### Set exercise
In the material below, identify each line bearing the word "atualização". Reproduce those lines.

[Stored dataset items]
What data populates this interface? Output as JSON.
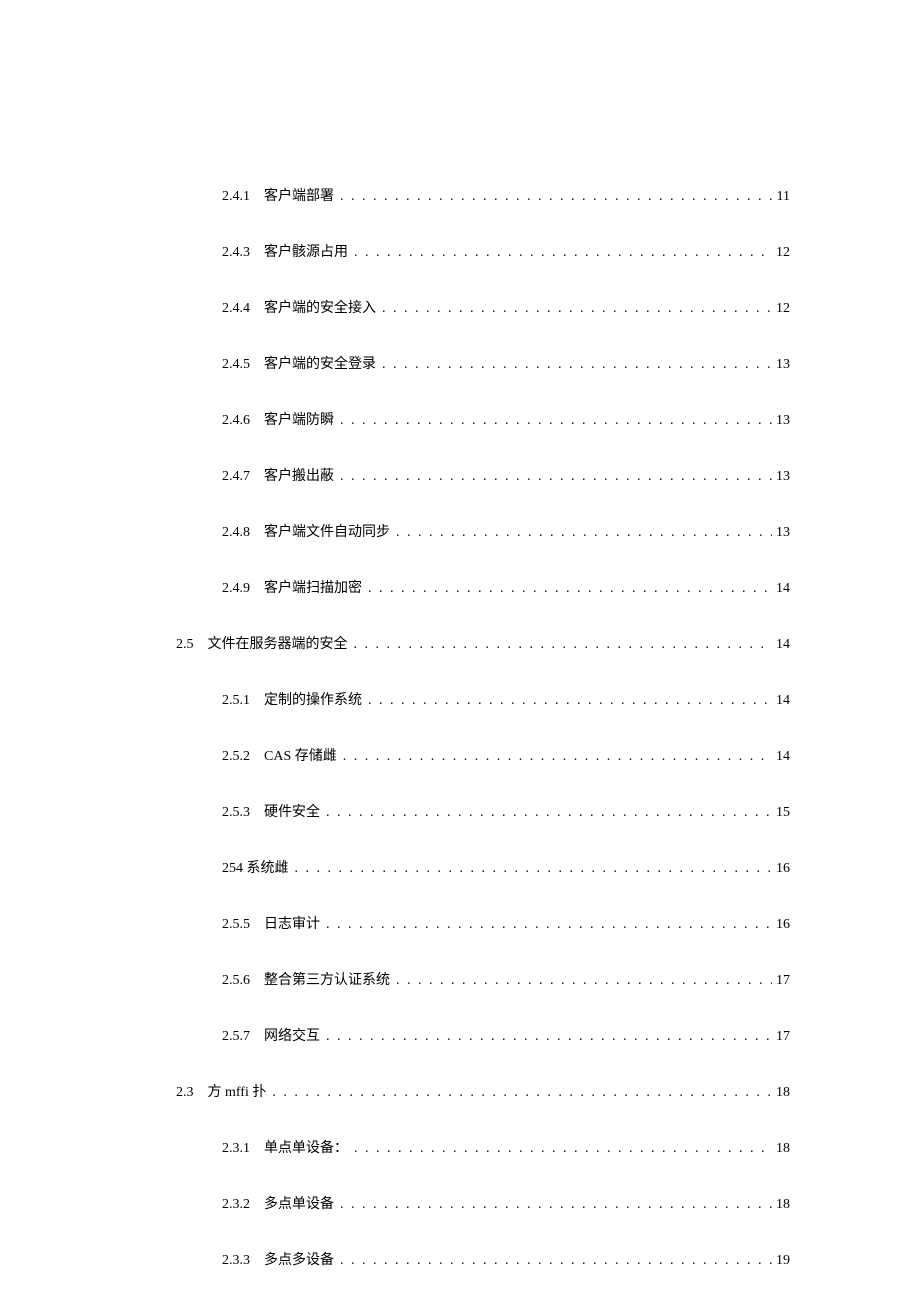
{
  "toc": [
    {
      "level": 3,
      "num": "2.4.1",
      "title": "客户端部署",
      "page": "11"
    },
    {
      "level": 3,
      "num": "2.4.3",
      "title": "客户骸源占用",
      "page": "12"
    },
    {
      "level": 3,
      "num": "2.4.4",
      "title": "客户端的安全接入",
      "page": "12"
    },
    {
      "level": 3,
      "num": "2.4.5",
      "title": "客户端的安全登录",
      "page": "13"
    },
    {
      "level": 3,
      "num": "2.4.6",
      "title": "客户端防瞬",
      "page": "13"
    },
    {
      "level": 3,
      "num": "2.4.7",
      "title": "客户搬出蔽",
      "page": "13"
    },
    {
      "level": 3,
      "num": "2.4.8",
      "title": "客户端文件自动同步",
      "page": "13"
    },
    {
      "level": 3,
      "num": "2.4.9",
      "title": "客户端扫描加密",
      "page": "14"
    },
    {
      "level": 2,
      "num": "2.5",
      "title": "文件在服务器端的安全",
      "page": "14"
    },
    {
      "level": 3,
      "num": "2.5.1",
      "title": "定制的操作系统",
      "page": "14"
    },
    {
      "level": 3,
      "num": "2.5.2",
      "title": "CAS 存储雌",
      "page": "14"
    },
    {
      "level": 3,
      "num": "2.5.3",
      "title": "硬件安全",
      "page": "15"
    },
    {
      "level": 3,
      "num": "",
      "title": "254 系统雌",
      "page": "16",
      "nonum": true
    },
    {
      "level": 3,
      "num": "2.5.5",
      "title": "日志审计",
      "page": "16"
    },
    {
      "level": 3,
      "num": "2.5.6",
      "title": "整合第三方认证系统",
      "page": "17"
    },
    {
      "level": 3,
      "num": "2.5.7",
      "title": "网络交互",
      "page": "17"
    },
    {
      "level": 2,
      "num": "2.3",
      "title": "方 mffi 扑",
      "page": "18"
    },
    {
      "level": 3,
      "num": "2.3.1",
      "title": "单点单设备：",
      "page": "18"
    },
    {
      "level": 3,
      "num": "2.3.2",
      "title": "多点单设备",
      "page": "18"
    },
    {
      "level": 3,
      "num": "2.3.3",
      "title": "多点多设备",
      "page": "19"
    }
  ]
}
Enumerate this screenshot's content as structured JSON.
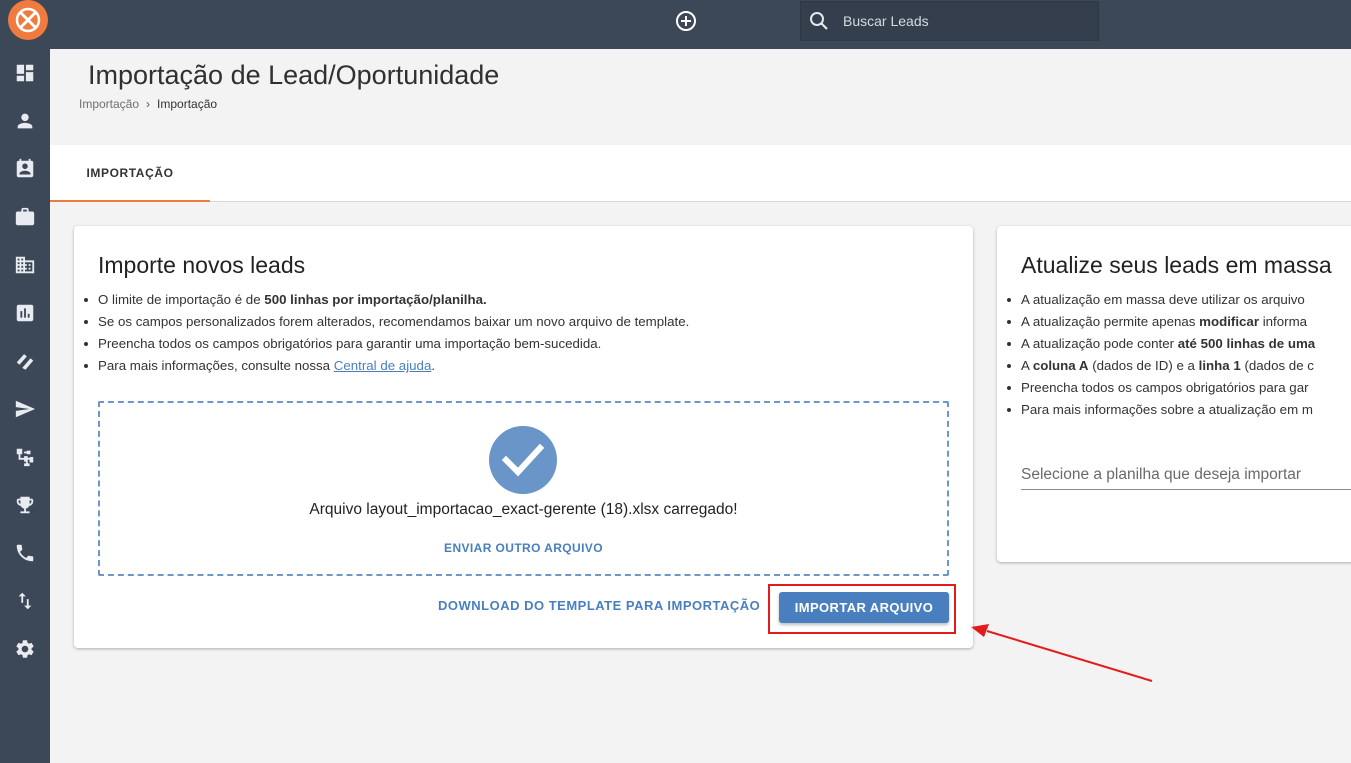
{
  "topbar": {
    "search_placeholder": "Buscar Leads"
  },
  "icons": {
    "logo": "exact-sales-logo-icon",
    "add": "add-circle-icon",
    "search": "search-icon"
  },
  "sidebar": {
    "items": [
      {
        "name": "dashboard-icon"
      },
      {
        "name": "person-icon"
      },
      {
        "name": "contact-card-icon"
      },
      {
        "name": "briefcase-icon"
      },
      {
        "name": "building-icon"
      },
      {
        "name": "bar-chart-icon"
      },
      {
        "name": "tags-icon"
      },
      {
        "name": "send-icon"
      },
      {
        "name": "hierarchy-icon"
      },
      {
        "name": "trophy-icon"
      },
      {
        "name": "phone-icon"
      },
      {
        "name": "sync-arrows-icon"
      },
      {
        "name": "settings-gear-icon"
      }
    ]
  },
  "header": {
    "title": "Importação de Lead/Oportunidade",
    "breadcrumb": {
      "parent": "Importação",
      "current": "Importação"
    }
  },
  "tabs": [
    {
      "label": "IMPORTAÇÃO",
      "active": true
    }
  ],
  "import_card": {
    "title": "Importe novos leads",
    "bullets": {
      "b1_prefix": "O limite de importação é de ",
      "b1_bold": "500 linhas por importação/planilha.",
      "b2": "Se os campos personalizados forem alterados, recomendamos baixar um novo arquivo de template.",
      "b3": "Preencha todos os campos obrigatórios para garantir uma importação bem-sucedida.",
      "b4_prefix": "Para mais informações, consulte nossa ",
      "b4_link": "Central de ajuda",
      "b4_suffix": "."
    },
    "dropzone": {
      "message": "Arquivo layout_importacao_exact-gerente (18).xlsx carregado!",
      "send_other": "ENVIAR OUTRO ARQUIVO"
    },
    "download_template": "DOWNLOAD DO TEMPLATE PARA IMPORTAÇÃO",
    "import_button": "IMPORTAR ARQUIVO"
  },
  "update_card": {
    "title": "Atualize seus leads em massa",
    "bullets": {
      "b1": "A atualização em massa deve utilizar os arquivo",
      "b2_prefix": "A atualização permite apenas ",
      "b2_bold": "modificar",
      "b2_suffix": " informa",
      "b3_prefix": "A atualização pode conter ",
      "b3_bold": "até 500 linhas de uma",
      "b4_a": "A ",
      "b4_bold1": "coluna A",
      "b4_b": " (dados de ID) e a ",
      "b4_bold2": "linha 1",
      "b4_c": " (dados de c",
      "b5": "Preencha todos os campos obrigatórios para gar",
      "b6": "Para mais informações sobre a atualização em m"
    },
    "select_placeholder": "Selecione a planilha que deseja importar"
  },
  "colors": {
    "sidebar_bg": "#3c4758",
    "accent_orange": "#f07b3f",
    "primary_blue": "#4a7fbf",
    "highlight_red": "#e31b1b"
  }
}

### Expected answer
      "b1": "A atualização em massa deve utilizar os arquivo",
      "b2_prefix": "A atualização permite apenas ",
      "b3_prefix": "A atualização pode conter ",
      "b6": "Para mais informações sobre a atualização em m"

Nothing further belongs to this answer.